▸ 指示
「- line-series: [39, 758, 925, 952]」を含む行から「- candlestick: [456, 368, 470, 424]」を含む行までを、両端の行も含めて一字一句変えずに抜き出す。

▸ 提供データ
------------------------------------------------------------------------

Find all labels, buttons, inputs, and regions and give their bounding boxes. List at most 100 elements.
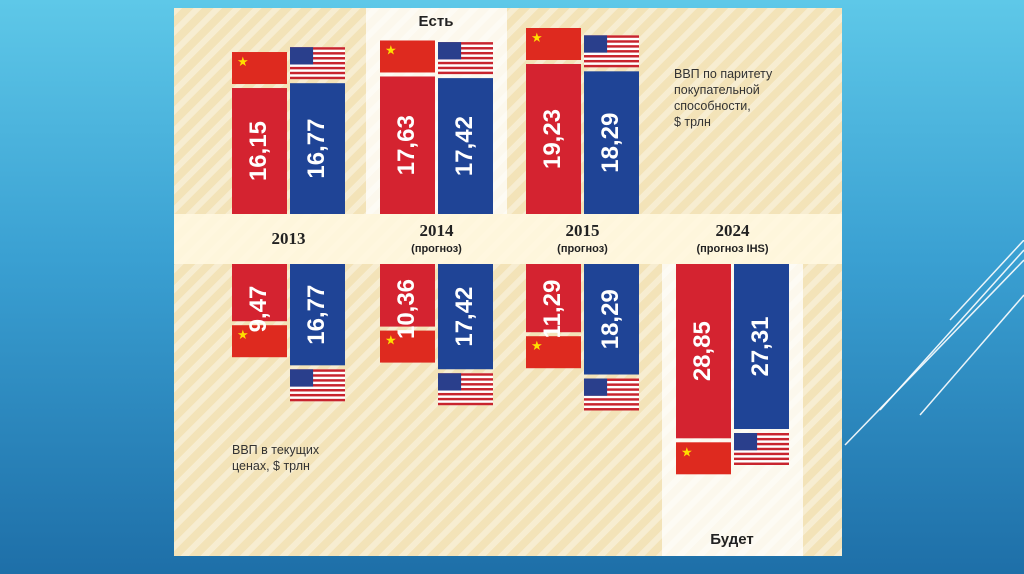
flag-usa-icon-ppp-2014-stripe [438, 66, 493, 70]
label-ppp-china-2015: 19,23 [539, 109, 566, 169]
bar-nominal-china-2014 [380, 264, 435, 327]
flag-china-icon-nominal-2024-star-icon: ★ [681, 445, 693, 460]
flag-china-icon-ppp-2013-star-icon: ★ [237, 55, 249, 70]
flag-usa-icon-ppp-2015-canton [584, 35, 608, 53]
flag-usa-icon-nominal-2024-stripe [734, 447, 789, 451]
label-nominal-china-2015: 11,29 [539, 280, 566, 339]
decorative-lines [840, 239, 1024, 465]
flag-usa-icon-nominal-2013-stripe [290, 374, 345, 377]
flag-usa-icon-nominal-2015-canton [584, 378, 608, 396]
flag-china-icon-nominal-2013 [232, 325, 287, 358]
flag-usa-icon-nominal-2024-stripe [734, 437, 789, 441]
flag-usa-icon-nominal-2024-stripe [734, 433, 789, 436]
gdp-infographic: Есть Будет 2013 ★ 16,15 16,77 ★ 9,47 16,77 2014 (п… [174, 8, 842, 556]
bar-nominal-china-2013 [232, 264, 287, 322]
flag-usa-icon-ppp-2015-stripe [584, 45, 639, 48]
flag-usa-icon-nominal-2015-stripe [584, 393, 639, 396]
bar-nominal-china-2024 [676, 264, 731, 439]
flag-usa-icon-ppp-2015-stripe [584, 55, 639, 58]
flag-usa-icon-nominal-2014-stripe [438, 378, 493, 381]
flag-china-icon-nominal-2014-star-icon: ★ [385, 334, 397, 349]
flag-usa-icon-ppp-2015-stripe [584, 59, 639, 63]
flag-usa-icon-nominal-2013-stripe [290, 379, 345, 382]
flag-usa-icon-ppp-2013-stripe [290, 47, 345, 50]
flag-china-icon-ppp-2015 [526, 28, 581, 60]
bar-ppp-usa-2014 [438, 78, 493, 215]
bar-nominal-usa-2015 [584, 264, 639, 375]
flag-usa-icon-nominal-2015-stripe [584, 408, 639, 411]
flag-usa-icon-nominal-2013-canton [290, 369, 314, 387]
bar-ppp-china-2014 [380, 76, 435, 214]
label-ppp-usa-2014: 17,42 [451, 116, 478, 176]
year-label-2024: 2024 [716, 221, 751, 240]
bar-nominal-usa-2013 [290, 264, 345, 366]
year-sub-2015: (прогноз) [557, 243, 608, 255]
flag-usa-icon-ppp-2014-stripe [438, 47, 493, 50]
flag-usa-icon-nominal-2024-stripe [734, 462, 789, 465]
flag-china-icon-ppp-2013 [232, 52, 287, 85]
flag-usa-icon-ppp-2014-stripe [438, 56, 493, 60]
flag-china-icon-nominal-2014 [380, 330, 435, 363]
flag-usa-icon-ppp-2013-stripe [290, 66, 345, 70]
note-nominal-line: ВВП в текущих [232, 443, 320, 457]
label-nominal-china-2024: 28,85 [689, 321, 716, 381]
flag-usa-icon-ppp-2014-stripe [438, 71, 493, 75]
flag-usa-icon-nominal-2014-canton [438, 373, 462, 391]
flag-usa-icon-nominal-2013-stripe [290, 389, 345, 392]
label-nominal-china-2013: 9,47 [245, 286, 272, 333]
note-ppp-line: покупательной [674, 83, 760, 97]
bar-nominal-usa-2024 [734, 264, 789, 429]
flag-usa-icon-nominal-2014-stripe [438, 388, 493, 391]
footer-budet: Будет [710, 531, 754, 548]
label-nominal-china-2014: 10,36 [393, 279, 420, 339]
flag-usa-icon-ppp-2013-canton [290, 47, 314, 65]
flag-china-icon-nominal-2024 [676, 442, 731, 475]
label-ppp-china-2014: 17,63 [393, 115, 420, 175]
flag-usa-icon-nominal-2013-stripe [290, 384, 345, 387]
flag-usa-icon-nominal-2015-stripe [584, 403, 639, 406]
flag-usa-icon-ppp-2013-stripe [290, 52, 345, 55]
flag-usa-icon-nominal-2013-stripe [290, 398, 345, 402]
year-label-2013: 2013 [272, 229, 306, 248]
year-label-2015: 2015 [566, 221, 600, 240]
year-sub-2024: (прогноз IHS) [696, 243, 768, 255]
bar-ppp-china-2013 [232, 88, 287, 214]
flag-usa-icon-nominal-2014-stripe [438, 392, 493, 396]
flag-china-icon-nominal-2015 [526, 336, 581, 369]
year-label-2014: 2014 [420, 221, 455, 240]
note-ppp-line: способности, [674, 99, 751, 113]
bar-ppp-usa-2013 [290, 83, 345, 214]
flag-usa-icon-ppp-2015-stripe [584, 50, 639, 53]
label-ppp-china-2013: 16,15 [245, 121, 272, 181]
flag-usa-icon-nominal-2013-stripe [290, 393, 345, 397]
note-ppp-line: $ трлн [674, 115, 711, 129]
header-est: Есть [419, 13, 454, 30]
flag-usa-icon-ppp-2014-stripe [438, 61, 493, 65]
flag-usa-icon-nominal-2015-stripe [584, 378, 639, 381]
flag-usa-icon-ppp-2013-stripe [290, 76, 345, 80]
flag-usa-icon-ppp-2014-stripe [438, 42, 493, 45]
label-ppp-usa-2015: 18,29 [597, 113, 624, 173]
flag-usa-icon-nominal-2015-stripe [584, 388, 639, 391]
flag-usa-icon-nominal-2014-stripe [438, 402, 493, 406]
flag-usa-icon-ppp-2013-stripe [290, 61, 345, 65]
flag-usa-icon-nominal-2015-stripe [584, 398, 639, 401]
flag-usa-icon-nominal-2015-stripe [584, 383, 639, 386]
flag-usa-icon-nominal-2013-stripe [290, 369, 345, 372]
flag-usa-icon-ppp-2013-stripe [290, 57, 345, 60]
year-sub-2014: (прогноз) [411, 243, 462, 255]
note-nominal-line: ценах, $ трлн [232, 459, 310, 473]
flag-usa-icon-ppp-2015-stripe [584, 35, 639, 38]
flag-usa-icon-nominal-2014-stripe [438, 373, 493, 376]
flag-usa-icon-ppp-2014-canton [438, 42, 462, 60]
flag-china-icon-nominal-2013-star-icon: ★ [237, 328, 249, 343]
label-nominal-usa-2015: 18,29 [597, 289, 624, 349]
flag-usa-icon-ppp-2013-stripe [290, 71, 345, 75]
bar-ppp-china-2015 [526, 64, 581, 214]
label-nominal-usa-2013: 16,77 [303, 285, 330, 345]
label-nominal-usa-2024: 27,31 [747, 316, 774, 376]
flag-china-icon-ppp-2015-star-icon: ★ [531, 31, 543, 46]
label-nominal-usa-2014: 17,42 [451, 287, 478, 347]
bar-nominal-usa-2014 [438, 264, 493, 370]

------------------------------------------------------------------------

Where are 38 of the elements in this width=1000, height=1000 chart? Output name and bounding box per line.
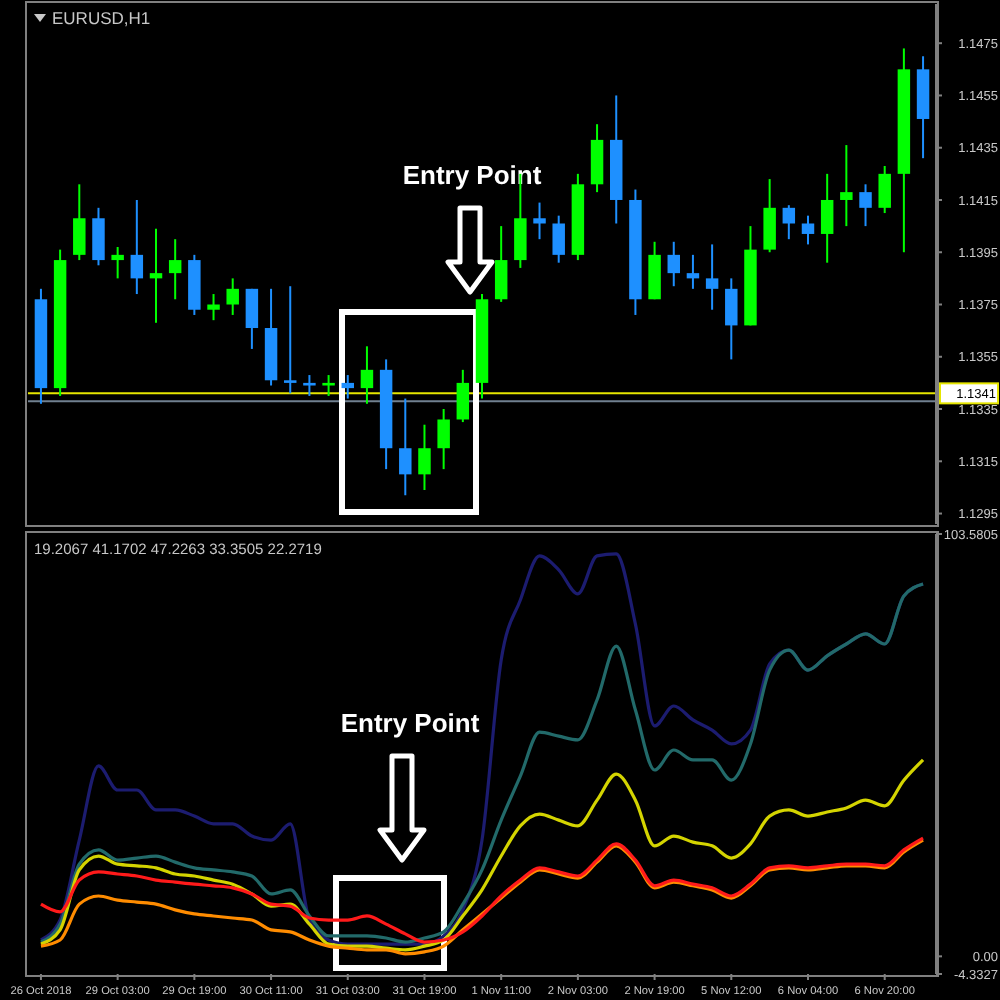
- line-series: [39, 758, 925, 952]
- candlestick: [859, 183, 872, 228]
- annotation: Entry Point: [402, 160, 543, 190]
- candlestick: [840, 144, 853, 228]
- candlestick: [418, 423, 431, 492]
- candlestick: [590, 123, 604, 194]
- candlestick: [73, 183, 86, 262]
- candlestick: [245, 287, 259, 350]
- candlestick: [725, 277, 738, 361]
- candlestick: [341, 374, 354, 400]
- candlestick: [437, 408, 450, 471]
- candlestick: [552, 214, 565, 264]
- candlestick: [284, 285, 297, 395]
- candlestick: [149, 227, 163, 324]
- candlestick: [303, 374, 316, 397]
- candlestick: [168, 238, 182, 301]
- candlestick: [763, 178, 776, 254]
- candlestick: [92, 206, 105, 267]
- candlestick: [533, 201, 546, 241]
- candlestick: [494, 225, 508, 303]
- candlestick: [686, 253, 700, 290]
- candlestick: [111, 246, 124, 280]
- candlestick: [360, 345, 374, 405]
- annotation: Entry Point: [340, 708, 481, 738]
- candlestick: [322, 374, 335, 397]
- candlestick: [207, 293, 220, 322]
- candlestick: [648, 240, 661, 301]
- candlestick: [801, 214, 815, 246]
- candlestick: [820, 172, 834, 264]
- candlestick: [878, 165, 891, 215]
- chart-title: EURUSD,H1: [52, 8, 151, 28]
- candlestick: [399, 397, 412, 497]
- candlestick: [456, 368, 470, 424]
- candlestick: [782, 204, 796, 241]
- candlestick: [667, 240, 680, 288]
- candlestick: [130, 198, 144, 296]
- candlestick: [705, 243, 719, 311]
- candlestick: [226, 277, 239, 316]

------------------------------------------------------------------------

▸ 解答
- line-series: [39, 758, 925, 952]
- candlestick: [859, 183, 872, 228]
- annotation: Entry Point: [402, 160, 543, 190]
- candlestick: [840, 144, 853, 228]
- candlestick: [418, 423, 431, 492]
- candlestick: [590, 123, 604, 194]
- candlestick: [73, 183, 86, 262]
- candlestick: [245, 287, 259, 350]
- candlestick: [725, 277, 738, 361]
- candlestick: [341, 374, 354, 400]
- candlestick: [437, 408, 450, 471]
- candlestick: [552, 214, 565, 264]
- candlestick: [284, 285, 297, 395]
- candlestick: [149, 227, 163, 324]
- candlestick: [303, 374, 316, 397]
- candlestick: [168, 238, 182, 301]
- candlestick: [763, 178, 776, 254]
- candlestick: [92, 206, 105, 267]
- candlestick: [533, 201, 546, 241]
- candlestick: [494, 225, 508, 303]
- candlestick: [686, 253, 700, 290]
- candlestick: [111, 246, 124, 280]
- candlestick: [360, 345, 374, 405]
- annotation: Entry Point: [340, 708, 481, 738]
- candlestick: [322, 374, 335, 397]
- candlestick: [207, 293, 220, 322]
- candlestick: [648, 240, 661, 301]
- candlestick: [801, 214, 815, 246]
- candlestick: [820, 172, 834, 264]
- candlestick: [878, 165, 891, 215]
- chart-title: EURUSD,H1: [52, 8, 151, 28]
- candlestick: [399, 397, 412, 497]
- candlestick: [456, 368, 470, 424]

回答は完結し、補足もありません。